Given problem: For the copy, please give all of the data again exactly and leave the pictures out.
==========
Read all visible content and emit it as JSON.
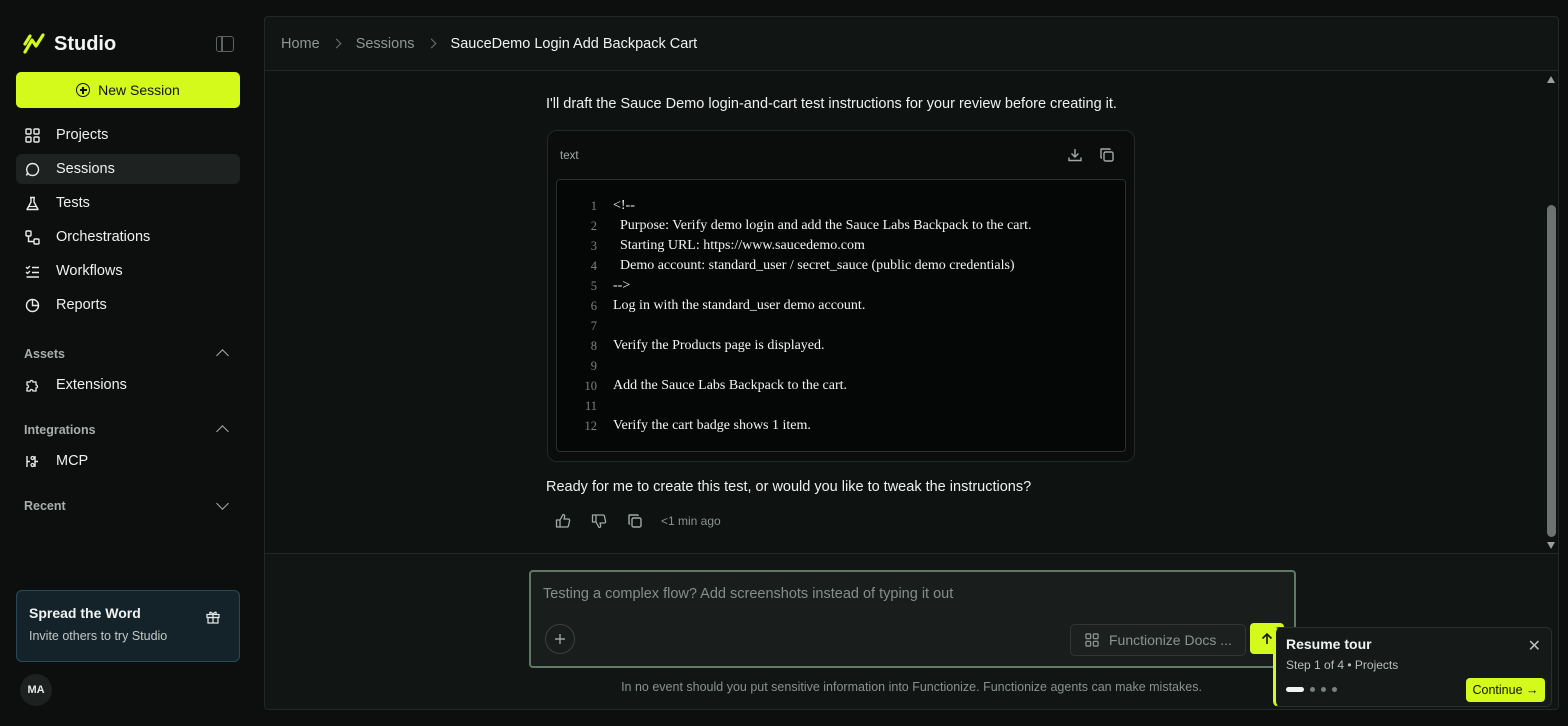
{
  "app": {
    "name": "Studio"
  },
  "sidebar": {
    "new_session_label": "New Session",
    "nav": [
      {
        "label": "Projects",
        "icon": "grid-icon"
      },
      {
        "label": "Sessions",
        "icon": "chat-bubble-icon",
        "active": true
      },
      {
        "label": "Tests",
        "icon": "flask-icon"
      },
      {
        "label": "Orchestrations",
        "icon": "orchestration-icon"
      },
      {
        "label": "Workflows",
        "icon": "checklist-icon"
      },
      {
        "label": "Reports",
        "icon": "pie-chart-icon"
      }
    ],
    "sections": {
      "assets": {
        "label": "Assets",
        "expanded": true,
        "items": [
          {
            "label": "Extensions",
            "icon": "puzzle-icon"
          }
        ]
      },
      "integrations": {
        "label": "Integrations",
        "expanded": true,
        "items": [
          {
            "label": "MCP",
            "icon": "mcp-icon"
          }
        ]
      },
      "recent": {
        "label": "Recent",
        "expanded": false
      }
    },
    "promo": {
      "title": "Spread the Word",
      "subtitle": "Invite others to try Studio"
    },
    "avatar_initials": "MA"
  },
  "breadcrumb": {
    "items": [
      "Home",
      "Sessions",
      "SauceDemo Login Add Backpack Cart"
    ]
  },
  "chat": {
    "intro_message": "I'll draft the Sauce Demo login-and-cart test instructions for your review before creating it.",
    "code_block": {
      "language": "text",
      "lines": [
        {
          "n": "1",
          "text": "<!--"
        },
        {
          "n": "2",
          "text": "  Purpose: Verify demo login and add the Sauce Labs Backpack to the cart."
        },
        {
          "n": "3",
          "text": "  Starting URL: https://www.saucedemo.com"
        },
        {
          "n": "4",
          "text": "  Demo account: standard_user / secret_sauce (public demo credentials)"
        },
        {
          "n": "5",
          "text": "-->"
        },
        {
          "n": "6",
          "text": "Log in with the standard_user demo account."
        },
        {
          "n": "7",
          "text": ""
        },
        {
          "n": "8",
          "text": "Verify the Products page is displayed."
        },
        {
          "n": "9",
          "text": ""
        },
        {
          "n": "10",
          "text": "Add the Sauce Labs Backpack to the cart."
        },
        {
          "n": "11",
          "text": ""
        },
        {
          "n": "12",
          "text": "Verify the cart badge shows 1 item."
        }
      ]
    },
    "outro_message": "Ready for me to create this test, or would you like to tweak the instructions?",
    "timestamp": "<1 min ago"
  },
  "composer": {
    "placeholder": "Testing a complex flow? Add screenshots instead of typing it out",
    "docs_chip_label": "Functionize Docs ...",
    "disclaimer": "In no event should you put sensitive information into Functionize. Functionize agents can make mistakes."
  },
  "tour": {
    "title": "Resume tour",
    "subtitle": "Step 1 of 4 • Projects",
    "continue_label": "Continue →",
    "current_step": 1,
    "total_steps": 4
  },
  "colors": {
    "accent": "#d4fa1c",
    "background": "#0c0f0e",
    "panel": "#111514"
  }
}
==========
Written response:
Read all visible content and emit it as JSON.
{
  "app": {
    "name": "Studio"
  },
  "sidebar": {
    "new_session_label": "New Session",
    "nav": [
      {
        "label": "Projects",
        "icon": "grid-icon"
      },
      {
        "label": "Sessions",
        "icon": "chat-bubble-icon",
        "active": true
      },
      {
        "label": "Tests",
        "icon": "flask-icon"
      },
      {
        "label": "Orchestrations",
        "icon": "orchestration-icon"
      },
      {
        "label": "Workflows",
        "icon": "checklist-icon"
      },
      {
        "label": "Reports",
        "icon": "pie-chart-icon"
      }
    ],
    "sections": {
      "assets": {
        "label": "Assets",
        "expanded": true,
        "items": [
          {
            "label": "Extensions",
            "icon": "puzzle-icon"
          }
        ]
      },
      "integrations": {
        "label": "Integrations",
        "expanded": true,
        "items": [
          {
            "label": "MCP",
            "icon": "mcp-icon"
          }
        ]
      },
      "recent": {
        "label": "Recent",
        "expanded": false
      }
    },
    "promo": {
      "title": "Spread the Word",
      "subtitle": "Invite others to try Studio"
    },
    "avatar_initials": "MA"
  },
  "breadcrumb": {
    "items": [
      "Home",
      "Sessions",
      "SauceDemo Login Add Backpack Cart"
    ]
  },
  "chat": {
    "intro_message": "I'll draft the Sauce Demo login-and-cart test instructions for your review before creating it.",
    "code_block": {
      "language": "text",
      "lines": [
        {
          "n": "1",
          "text": "<!--"
        },
        {
          "n": "2",
          "text": "  Purpose: Verify demo login and add the Sauce Labs Backpack to the cart."
        },
        {
          "n": "3",
          "text": "  Starting URL: https://www.saucedemo.com"
        },
        {
          "n": "4",
          "text": "  Demo account: standard_user / secret_sauce (public demo credentials)"
        },
        {
          "n": "5",
          "text": "-->"
        },
        {
          "n": "6",
          "text": "Log in with the standard_user demo account."
        },
        {
          "n": "7",
          "text": ""
        },
        {
          "n": "8",
          "text": "Verify the Products page is displayed."
        },
        {
          "n": "9",
          "text": ""
        },
        {
          "n": "10",
          "text": "Add the Sauce Labs Backpack to the cart."
        },
        {
          "n": "11",
          "text": ""
        },
        {
          "n": "12",
          "text": "Verify the cart badge shows 1 item."
        }
      ]
    },
    "outro_message": "Ready for me to create this test, or would you like to tweak the instructions?",
    "timestamp": "<1 min ago"
  },
  "composer": {
    "placeholder": "Testing a complex flow? Add screenshots instead of typing it out",
    "docs_chip_label": "Functionize Docs ...",
    "disclaimer": "In no event should you put sensitive information into Functionize. Functionize agents can make mistakes."
  },
  "tour": {
    "title": "Resume tour",
    "subtitle": "Step 1 of 4 • Projects",
    "continue_label": "Continue →",
    "current_step": 1,
    "total_steps": 4
  },
  "colors": {
    "accent": "#d4fa1c",
    "background": "#0c0f0e",
    "panel": "#111514"
  }
}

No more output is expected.